DIRECTIONS FOR THIS TASK: Transcribe the records below exactly.

Items from a dataset
* START *

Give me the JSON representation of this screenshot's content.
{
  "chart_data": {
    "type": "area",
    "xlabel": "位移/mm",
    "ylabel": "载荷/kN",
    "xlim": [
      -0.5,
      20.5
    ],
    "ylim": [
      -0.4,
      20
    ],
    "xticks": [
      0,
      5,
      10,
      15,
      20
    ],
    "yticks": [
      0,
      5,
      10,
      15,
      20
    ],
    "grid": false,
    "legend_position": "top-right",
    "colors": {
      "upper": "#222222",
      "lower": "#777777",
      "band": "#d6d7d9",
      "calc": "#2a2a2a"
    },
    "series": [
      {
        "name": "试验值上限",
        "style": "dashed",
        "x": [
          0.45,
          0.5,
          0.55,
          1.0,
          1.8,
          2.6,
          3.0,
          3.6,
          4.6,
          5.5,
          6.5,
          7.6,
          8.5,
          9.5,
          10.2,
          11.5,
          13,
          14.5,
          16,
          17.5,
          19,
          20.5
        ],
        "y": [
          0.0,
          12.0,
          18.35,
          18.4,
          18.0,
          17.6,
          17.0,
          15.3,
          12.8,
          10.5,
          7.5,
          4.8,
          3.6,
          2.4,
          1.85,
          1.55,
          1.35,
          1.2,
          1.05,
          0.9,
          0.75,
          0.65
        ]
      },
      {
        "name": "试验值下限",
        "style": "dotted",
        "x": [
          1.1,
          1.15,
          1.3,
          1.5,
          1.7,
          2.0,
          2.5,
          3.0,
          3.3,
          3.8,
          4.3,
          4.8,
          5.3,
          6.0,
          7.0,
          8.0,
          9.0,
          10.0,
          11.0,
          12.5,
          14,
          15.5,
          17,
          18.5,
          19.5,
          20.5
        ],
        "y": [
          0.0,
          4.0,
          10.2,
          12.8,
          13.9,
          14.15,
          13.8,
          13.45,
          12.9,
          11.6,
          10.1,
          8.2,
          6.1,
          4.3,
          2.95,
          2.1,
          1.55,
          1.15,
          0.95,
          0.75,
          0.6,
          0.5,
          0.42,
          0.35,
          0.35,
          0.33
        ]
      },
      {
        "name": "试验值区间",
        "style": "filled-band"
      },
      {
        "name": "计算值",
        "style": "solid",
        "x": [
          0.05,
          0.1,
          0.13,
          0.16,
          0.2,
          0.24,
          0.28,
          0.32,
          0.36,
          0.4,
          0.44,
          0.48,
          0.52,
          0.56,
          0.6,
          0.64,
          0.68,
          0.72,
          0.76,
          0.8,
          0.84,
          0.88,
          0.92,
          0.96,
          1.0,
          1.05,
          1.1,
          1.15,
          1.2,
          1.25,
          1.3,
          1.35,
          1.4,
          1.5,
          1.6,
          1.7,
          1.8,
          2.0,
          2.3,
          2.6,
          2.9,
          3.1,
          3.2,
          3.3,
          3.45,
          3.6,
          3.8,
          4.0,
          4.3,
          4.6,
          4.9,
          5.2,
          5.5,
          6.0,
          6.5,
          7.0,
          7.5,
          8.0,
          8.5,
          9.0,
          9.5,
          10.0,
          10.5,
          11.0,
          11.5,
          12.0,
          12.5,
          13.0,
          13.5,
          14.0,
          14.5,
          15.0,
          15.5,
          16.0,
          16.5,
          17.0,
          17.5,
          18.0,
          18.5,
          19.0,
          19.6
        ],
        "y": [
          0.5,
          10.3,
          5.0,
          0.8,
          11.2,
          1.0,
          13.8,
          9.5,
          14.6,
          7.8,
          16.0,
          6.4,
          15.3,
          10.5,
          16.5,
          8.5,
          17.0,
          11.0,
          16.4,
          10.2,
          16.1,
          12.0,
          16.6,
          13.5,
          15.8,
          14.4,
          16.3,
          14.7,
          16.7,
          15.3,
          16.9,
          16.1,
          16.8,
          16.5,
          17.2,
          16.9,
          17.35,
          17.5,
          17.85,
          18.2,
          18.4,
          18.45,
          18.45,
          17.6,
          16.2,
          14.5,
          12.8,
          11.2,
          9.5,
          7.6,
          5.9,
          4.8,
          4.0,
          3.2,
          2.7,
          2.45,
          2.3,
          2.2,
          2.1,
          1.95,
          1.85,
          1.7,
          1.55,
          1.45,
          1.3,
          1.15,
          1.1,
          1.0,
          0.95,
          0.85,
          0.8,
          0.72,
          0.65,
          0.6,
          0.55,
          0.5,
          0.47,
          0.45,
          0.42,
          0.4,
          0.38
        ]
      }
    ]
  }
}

* END *

SOLUTION FOR THIS TASK:
Give me the JSON representation of this screenshot's content.
{
  "chart_data": {
    "type": "area",
    "xlabel": "位移/mm",
    "ylabel": "载荷/kN",
    "xlim": [
      -0.5,
      20.5
    ],
    "ylim": [
      -0.4,
      20
    ],
    "xticks": [
      0,
      5,
      10,
      15,
      20
    ],
    "yticks": [
      0,
      5,
      10,
      15,
      20
    ],
    "grid": false,
    "legend_position": "top-right",
    "colors": {
      "upper": "#222222",
      "lower": "#777777",
      "band": "#d6d7d9",
      "calc": "#2a2a2a"
    },
    "series": [
      {
        "name": "试验值上限",
        "style": "dashed",
        "x": [
          0.45,
          0.5,
          0.55,
          1.0,
          1.8,
          2.6,
          3.0,
          3.6,
          4.6,
          5.5,
          6.5,
          7.6,
          8.5,
          9.5,
          10.2,
          11.5,
          13,
          14.5,
          16,
          17.5,
          19,
          20.5
        ],
        "y": [
          0.0,
          12.0,
          18.35,
          18.4,
          18.0,
          17.6,
          17.0,
          15.3,
          12.8,
          10.5,
          7.5,
          4.8,
          3.6,
          2.4,
          1.85,
          1.55,
          1.35,
          1.2,
          1.05,
          0.9,
          0.75,
          0.65
        ]
      },
      {
        "name": "试验值下限",
        "style": "dotted",
        "x": [
          1.1,
          1.15,
          1.3,
          1.5,
          1.7,
          2.0,
          2.5,
          3.0,
          3.3,
          3.8,
          4.3,
          4.8,
          5.3,
          6.0,
          7.0,
          8.0,
          9.0,
          10.0,
          11.0,
          12.5,
          14,
          15.5,
          17,
          18.5,
          19.5,
          20.5
        ],
        "y": [
          0.0,
          4.0,
          10.2,
          12.8,
          13.9,
          14.15,
          13.8,
          13.45,
          12.9,
          11.6,
          10.1,
          8.2,
          6.1,
          4.3,
          2.95,
          2.1,
          1.55,
          1.15,
          0.95,
          0.75,
          0.6,
          0.5,
          0.42,
          0.35,
          0.35,
          0.33
        ]
      },
      {
        "name": "试验值区间",
        "style": "filled-band"
      },
      {
        "name": "计算值",
        "style": "solid",
        "x": [
          0.05,
          0.1,
          0.13,
          0.16,
          0.2,
          0.24,
          0.28,
          0.32,
          0.36,
          0.4,
          0.44,
          0.48,
          0.52,
          0.56,
          0.6,
          0.64,
          0.68,
          0.72,
          0.76,
          0.8,
          0.84,
          0.88,
          0.92,
          0.96,
          1.0,
          1.05,
          1.1,
          1.15,
          1.2,
          1.25,
          1.3,
          1.35,
          1.4,
          1.5,
          1.6,
          1.7,
          1.8,
          2.0,
          2.3,
          2.6,
          2.9,
          3.1,
          3.2,
          3.3,
          3.45,
          3.6,
          3.8,
          4.0,
          4.3,
          4.6,
          4.9,
          5.2,
          5.5,
          6.0,
          6.5,
          7.0,
          7.5,
          8.0,
          8.5,
          9.0,
          9.5,
          10.0,
          10.5,
          11.0,
          11.5,
          12.0,
          12.5,
          13.0,
          13.5,
          14.0,
          14.5,
          15.0,
          15.5,
          16.0,
          16.5,
          17.0,
          17.5,
          18.0,
          18.5,
          19.0,
          19.6
        ],
        "y": [
          0.5,
          10.3,
          5.0,
          0.8,
          11.2,
          1.0,
          13.8,
          9.5,
          14.6,
          7.8,
          16.0,
          6.4,
          15.3,
          10.5,
          16.5,
          8.5,
          17.0,
          11.0,
          16.4,
          10.2,
          16.1,
          12.0,
          16.6,
          13.5,
          15.8,
          14.4,
          16.3,
          14.7,
          16.7,
          15.3,
          16.9,
          16.1,
          16.8,
          16.5,
          17.2,
          16.9,
          17.35,
          17.5,
          17.85,
          18.2,
          18.4,
          18.45,
          18.45,
          17.6,
          16.2,
          14.5,
          12.8,
          11.2,
          9.5,
          7.6,
          5.9,
          4.8,
          4.0,
          3.2,
          2.7,
          2.45,
          2.3,
          2.2,
          2.1,
          1.95,
          1.85,
          1.7,
          1.55,
          1.45,
          1.3,
          1.15,
          1.1,
          1.0,
          0.95,
          0.85,
          0.8,
          0.72,
          0.65,
          0.6,
          0.55,
          0.5,
          0.47,
          0.45,
          0.42,
          0.4,
          0.38
        ]
      }
    ]
  }
}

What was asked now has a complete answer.